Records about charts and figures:
▶

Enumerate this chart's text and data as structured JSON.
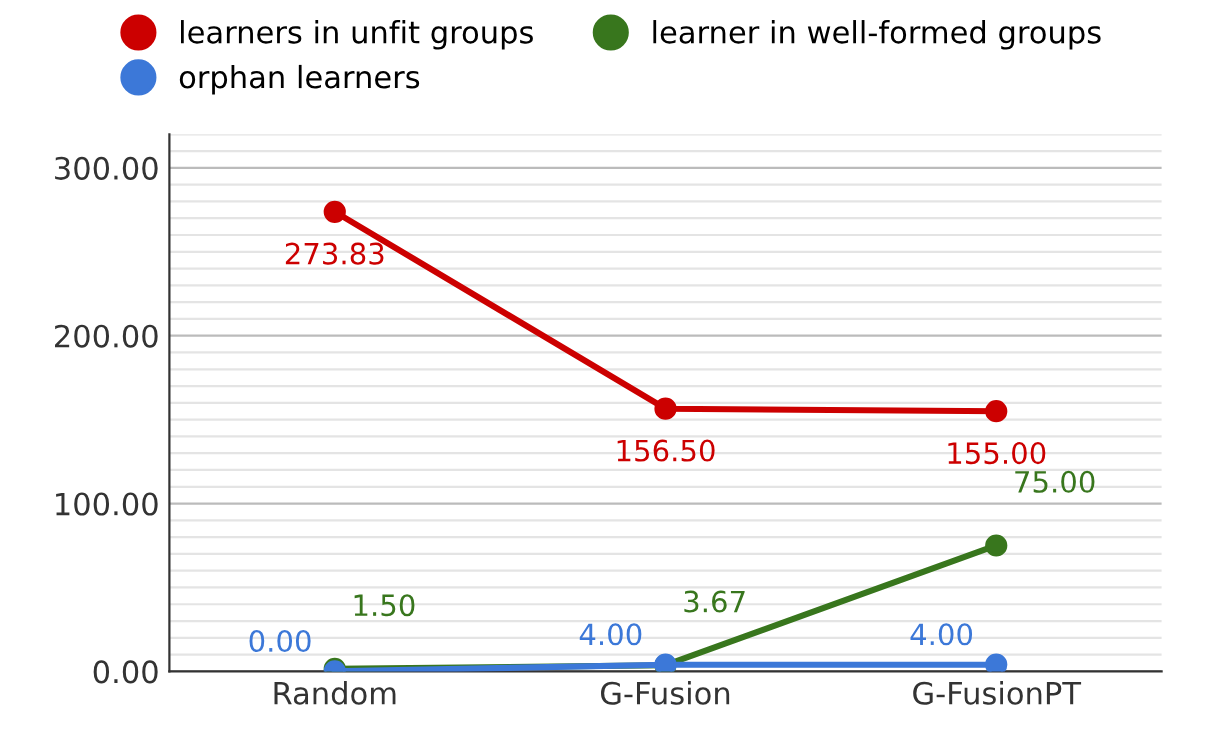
{
  "chart_data": {
    "type": "line",
    "categories": [
      "Random",
      "G-Fusion",
      "G-FusionPT"
    ],
    "series": [
      {
        "name": "learners in unfit groups",
        "color": "#cc0000",
        "values": [
          273.83,
          156.5,
          155.0
        ],
        "value_labels": [
          "273.83",
          "156.50",
          "155.00"
        ]
      },
      {
        "name": "learner in well-formed groups",
        "color": "#38761d",
        "values": [
          1.5,
          3.67,
          75.0
        ],
        "value_labels": [
          "1.50",
          "3.67",
          "75.00"
        ]
      },
      {
        "name": "orphan learners",
        "color": "#3c78d8",
        "values": [
          0.0,
          4.0,
          4.0
        ],
        "value_labels": [
          "0.00",
          "4.00",
          "4.00"
        ]
      }
    ],
    "ylim": [
      0,
      320
    ],
    "yticks": [
      {
        "value": 0,
        "label": "0.00"
      },
      {
        "value": 10,
        "label": null
      },
      {
        "value": 20,
        "label": null
      },
      {
        "value": 30,
        "label": null
      },
      {
        "value": 40,
        "label": null
      },
      {
        "value": 50,
        "label": null
      },
      {
        "value": 60,
        "label": null
      },
      {
        "value": 70,
        "label": null
      },
      {
        "value": 80,
        "label": null
      },
      {
        "value": 90,
        "label": null
      },
      {
        "value": 100,
        "label": "100.00"
      },
      {
        "value": 110,
        "label": null
      },
      {
        "value": 120,
        "label": null
      },
      {
        "value": 130,
        "label": null
      },
      {
        "value": 140,
        "label": null
      },
      {
        "value": 150,
        "label": null
      },
      {
        "value": 160,
        "label": null
      },
      {
        "value": 170,
        "label": null
      },
      {
        "value": 180,
        "label": null
      },
      {
        "value": 190,
        "label": null
      },
      {
        "value": 200,
        "label": "200.00"
      },
      {
        "value": 210,
        "label": null
      },
      {
        "value": 220,
        "label": null
      },
      {
        "value": 230,
        "label": null
      },
      {
        "value": 240,
        "label": null
      },
      {
        "value": 250,
        "label": null
      },
      {
        "value": 260,
        "label": null
      },
      {
        "value": 270,
        "label": null
      },
      {
        "value": 280,
        "label": null
      },
      {
        "value": 290,
        "label": null
      },
      {
        "value": 300,
        "label": "300.00"
      },
      {
        "value": 310,
        "label": null
      },
      {
        "value": 320,
        "label": null
      }
    ],
    "grid": "y",
    "legend": "top",
    "marker": "circle",
    "line_style": "solid"
  }
}
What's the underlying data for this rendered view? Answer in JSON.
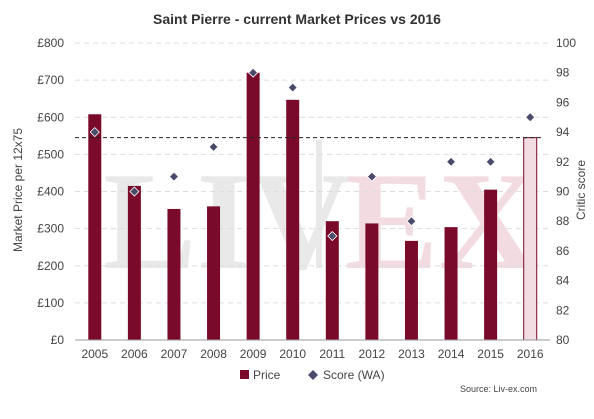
{
  "chart_data": {
    "type": "bar",
    "title": "Saint Pierre - current Market Prices vs 2016",
    "categories": [
      "2005",
      "2006",
      "2007",
      "2008",
      "2009",
      "2010",
      "2011",
      "2012",
      "2013",
      "2014",
      "2015",
      "2016"
    ],
    "series": [
      {
        "name": "Price",
        "type": "bar",
        "axis": "left",
        "values": [
          608,
          415,
          353,
          360,
          720,
          647,
          320,
          314,
          267,
          304,
          405,
          545
        ],
        "color": "#7a0a2a",
        "highlight_last_color": "#f2dde2"
      },
      {
        "name": "Score (WA)",
        "type": "scatter",
        "axis": "right",
        "values": [
          94,
          90,
          91,
          93,
          98,
          97,
          87,
          91,
          88,
          92,
          92,
          95
        ],
        "color": "#4a4a6a"
      }
    ],
    "ylabel": "Market Price per 12x75",
    "y2label": "Critic score",
    "ylim": [
      0,
      800
    ],
    "y2lim": [
      80,
      100
    ],
    "yticks": [
      "£0",
      "£100",
      "£200",
      "£300",
      "£400",
      "£500",
      "£600",
      "£700",
      "£800"
    ],
    "y2ticks": [
      "80",
      "82",
      "84",
      "86",
      "88",
      "90",
      "92",
      "94",
      "96",
      "98",
      "100"
    ],
    "reference_line": {
      "value": 545,
      "style": "dashed"
    },
    "grid": true,
    "legend_position": "bottom",
    "watermark": "LIV-EX",
    "source": "Source: Liv-ex.com"
  }
}
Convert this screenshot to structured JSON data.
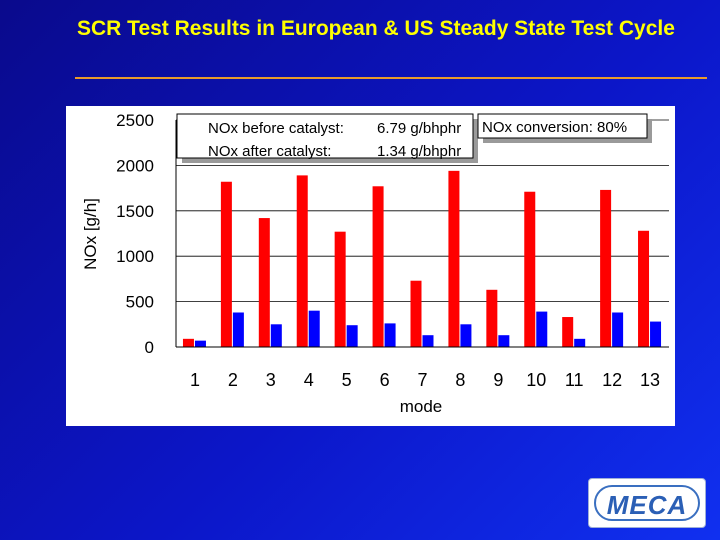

◀

• Written problem:
Whichever lines contain the string "type", select and copy them.

• Solution to this problem:
    "type": "line",
    "type": "bar",
        "type": "bar",
        "type": "scatter",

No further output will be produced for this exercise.